— Begin RECORDS FOR THIS EXERCISE —

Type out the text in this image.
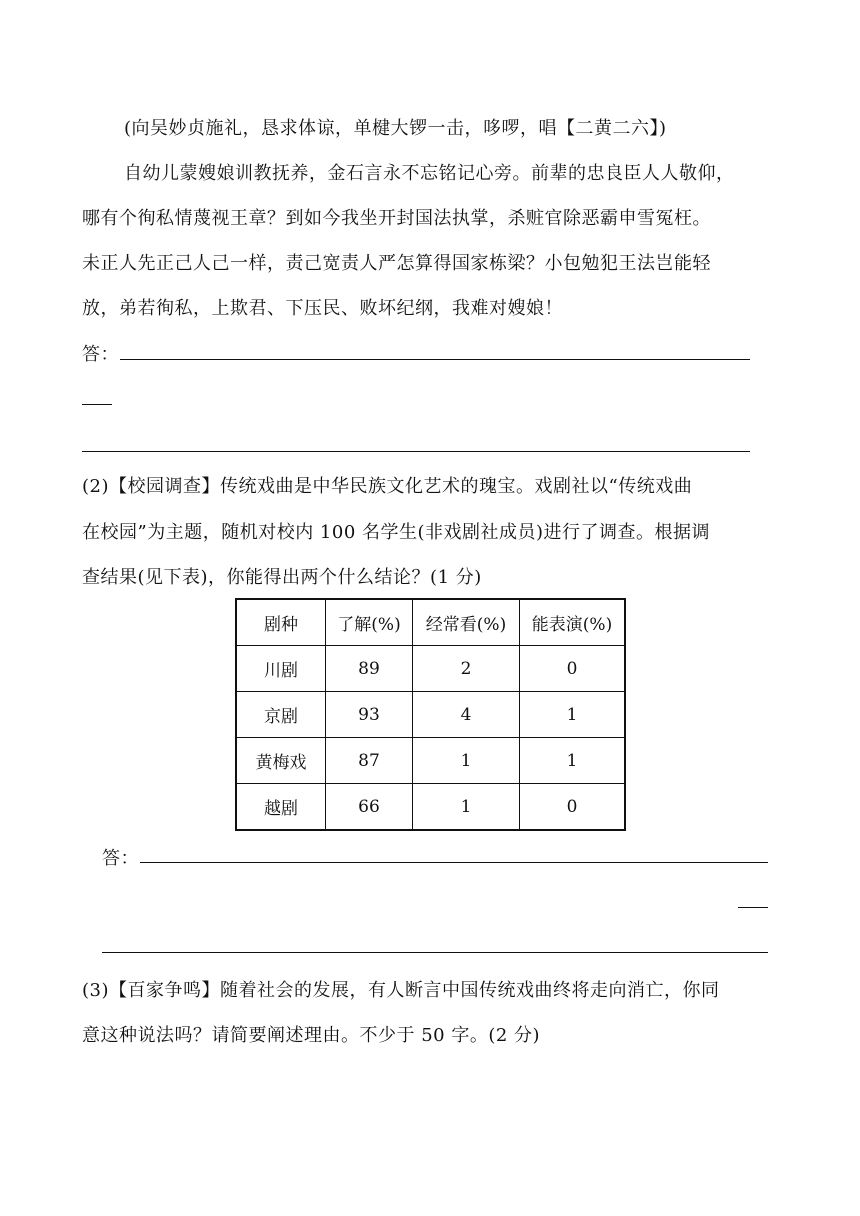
(向吴妙贞施礼，恳求体谅，单楗大锣一击，哆啰，唱【二黄二六】)
自幼儿蒙嫂娘训教抚养，金石言永不忘铭记心旁。前辈的忠良臣人人敬仰，
哪有个徇私情蔑视王章？到如今我坐开封国法执掌，杀赃官除恶霸申雪冤枉。
未正人先正己人己一样，责己宽责人严怎算得国家栋梁？小包勉犯王法岂能轻
放，弟若徇私，上欺君、下压民、败坏纪纲，我难对嫂娘！
答：
(2)【校园调查】传统戏曲是中华民族文化艺术的瑰宝。戏剧社以“传统戏曲
在校园”为主题，随机对校内 100 名学生(非戏剧社成员)进行了调查。根据调
查结果(见下表)，你能得出两个什么结论？(1 分)
剧种	了解(%)	经常看(%)	能表演(%)
川剧	89	2	0
京剧	93	4	1
黄梅戏	87	1	1
越剧	66	1	0
答：
(3)【百家争鸣】随着社会的发展，有人断言中国传统戏曲终将走向消亡，你同
意这种说法吗？请简要阐述理由。不少于 50 字。(2 分)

— End RECORDS FOR THIS EXERCISE —

» **GIVEN TASK**: Keep the pictures out of the copy and write out the data exactly as it stands.

» **RESULT OF THE TASK**:
Type out the text in this image.
(向吴妙贞施礼，恳求体谅，单楗大锣一击，哆啰，唱【二黄二六】)
自幼儿蒙嫂娘训教抚养，金石言永不忘铭记心旁。前辈的忠良臣人人敬仰，
哪有个徇私情蔑视王章？到如今我坐开封国法执掌，杀赃官除恶霸申雪冤枉。
未正人先正己人己一样，责己宽责人严怎算得国家栋梁？小包勉犯王法岂能轻
放，弟若徇私，上欺君、下压民、败坏纪纲，我难对嫂娘！
答：
(2)【校园调查】传统戏曲是中华民族文化艺术的瑰宝。戏剧社以“传统戏曲
在校园”为主题，随机对校内 100 名学生(非戏剧社成员)进行了调查。根据调
查结果(见下表)，你能得出两个什么结论？(1 分)
剧种	了解(%)	经常看(%)	能表演(%)
川剧	89	2	0
京剧	93	4	1
黄梅戏	87	1	1
越剧	66	1	0
答：
(3)【百家争鸣】随着社会的发展，有人断言中国传统戏曲终将走向消亡，你同
意这种说法吗？请简要阐述理由。不少于 50 字。(2 分)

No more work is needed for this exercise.